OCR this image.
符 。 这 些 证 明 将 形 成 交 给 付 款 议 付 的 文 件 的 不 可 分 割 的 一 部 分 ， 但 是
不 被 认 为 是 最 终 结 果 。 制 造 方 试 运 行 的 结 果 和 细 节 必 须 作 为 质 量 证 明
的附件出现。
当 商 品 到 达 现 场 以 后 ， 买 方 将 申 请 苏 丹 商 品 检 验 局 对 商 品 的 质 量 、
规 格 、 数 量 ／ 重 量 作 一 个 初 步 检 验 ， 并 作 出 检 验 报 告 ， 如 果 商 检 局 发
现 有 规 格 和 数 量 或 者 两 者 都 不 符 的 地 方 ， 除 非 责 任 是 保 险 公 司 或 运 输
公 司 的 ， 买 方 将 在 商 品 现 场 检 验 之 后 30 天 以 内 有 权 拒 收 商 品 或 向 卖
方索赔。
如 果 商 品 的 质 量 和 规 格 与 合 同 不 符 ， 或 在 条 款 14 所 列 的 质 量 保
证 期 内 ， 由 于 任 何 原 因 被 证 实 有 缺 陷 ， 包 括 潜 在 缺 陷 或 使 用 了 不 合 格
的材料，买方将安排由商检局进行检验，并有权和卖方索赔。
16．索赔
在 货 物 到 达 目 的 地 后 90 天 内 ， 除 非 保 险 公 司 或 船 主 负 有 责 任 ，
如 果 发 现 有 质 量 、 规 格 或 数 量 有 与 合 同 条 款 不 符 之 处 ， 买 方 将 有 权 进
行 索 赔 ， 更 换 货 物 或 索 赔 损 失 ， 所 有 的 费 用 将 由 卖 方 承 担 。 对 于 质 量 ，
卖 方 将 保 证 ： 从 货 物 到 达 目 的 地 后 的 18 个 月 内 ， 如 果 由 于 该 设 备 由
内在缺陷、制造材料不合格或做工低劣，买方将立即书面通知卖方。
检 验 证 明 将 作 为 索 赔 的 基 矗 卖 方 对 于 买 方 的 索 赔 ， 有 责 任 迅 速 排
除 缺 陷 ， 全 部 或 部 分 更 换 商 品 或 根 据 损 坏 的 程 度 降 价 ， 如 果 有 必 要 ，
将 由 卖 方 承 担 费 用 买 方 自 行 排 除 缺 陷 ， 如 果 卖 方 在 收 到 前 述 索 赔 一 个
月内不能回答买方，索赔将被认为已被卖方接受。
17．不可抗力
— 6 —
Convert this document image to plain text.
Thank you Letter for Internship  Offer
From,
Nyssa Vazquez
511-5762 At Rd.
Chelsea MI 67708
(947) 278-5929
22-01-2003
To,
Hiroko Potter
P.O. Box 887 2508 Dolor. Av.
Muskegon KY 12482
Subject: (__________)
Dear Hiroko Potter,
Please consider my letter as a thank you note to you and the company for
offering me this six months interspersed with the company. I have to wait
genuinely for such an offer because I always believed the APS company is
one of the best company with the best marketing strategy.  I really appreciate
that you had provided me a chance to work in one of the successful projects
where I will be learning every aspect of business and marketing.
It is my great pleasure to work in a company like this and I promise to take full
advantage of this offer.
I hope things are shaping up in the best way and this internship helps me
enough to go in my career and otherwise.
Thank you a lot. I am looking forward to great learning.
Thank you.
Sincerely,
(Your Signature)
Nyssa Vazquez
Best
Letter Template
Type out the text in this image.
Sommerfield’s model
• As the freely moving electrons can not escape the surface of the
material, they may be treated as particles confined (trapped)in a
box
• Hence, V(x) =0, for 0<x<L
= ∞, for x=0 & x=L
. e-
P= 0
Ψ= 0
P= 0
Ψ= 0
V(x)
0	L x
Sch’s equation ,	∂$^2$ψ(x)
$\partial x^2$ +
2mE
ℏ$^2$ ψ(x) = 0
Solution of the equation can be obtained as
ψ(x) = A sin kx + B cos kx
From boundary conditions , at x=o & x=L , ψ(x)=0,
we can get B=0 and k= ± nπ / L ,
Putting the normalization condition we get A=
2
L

(Problem details)
Extract, from the listing above, every line where the string "with" occurs.

(Task result)
offering me this six months interspersed with the company. I have to wait
one of the best company with the best marketing strategy.  I really appreciate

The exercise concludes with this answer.